Format the lines below as a numbered list, omitting any blank lines.

##### PROVIDED RECORDS

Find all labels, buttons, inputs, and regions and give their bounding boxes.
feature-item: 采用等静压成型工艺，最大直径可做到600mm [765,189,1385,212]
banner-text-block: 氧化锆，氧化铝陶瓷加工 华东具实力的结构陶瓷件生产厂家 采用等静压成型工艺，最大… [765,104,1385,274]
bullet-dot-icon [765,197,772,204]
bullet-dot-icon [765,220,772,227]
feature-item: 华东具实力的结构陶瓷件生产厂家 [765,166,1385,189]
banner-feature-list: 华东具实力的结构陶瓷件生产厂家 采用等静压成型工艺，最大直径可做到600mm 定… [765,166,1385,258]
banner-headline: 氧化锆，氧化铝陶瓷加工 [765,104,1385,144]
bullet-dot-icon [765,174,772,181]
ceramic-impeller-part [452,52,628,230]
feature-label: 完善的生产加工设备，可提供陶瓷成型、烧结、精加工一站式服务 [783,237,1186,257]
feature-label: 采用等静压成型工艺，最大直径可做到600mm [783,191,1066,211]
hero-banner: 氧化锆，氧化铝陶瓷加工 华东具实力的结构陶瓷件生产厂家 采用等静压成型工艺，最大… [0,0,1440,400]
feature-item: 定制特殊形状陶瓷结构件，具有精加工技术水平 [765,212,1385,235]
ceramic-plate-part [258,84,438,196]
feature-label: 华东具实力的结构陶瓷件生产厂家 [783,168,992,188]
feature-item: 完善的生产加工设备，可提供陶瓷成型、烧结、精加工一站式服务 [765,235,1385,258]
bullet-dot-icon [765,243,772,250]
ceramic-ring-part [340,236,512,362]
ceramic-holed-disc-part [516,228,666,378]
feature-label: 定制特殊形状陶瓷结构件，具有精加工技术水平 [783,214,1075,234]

##########

[COMPLETE ANSWER]
1. Find all labels, buttons, inputs, and regions and give their bounding boxes.
2. feature-item: 采用等静压成型工艺，最大直径可做到600mm [765,189,1385,212]
3. banner-text-block: 氧化锆，氧化铝陶瓷加工 华东具实力的结构陶瓷件生产厂家 采用等静压成型工艺，最大… [765,104,1385,274]
4. bullet-dot-icon [765,197,772,204]
5. bullet-dot-icon [765,220,772,227]
6. feature-item: 华东具实力的结构陶瓷件生产厂家 [765,166,1385,189]
7. banner-feature-list: 华东具实力的结构陶瓷件生产厂家 采用等静压成型工艺，最大直径可做到600mm 定… [765,166,1385,258]
8. banner-headline: 氧化锆，氧化铝陶瓷加工 [765,104,1385,144]
9. bullet-dot-icon [765,174,772,181]
10. ceramic-impeller-part [452,52,628,230]
11. feature-label: 完善的生产加工设备，可提供陶瓷成型、烧结、精加工一站式服务 [783,237,1186,257]
12. feature-label: 采用等静压成型工艺，最大直径可做到600mm [783,191,1066,211]
13. hero-banner: 氧化锆，氧化铝陶瓷加工 华东具实力的结构陶瓷件生产厂家 采用等静压成型工艺，最大… [0,0,1440,400]
14. feature-item: 定制特殊形状陶瓷结构件，具有精加工技术水平 [765,212,1385,235]
15. ceramic-plate-part [258,84,438,196]
16. feature-label: 华东具实力的结构陶瓷件生产厂家 [783,168,992,188]
17. feature-item: 完善的生产加工设备，可提供陶瓷成型、烧结、精加工一站式服务 [765,235,1385,258]
18. bullet-dot-icon [765,243,772,250]
19. ceramic-ring-part [340,236,512,362]
20. ceramic-holed-disc-part [516,228,666,378]
21. feature-label: 定制特殊形状陶瓷结构件，具有精加工技术水平 [783,214,1075,234]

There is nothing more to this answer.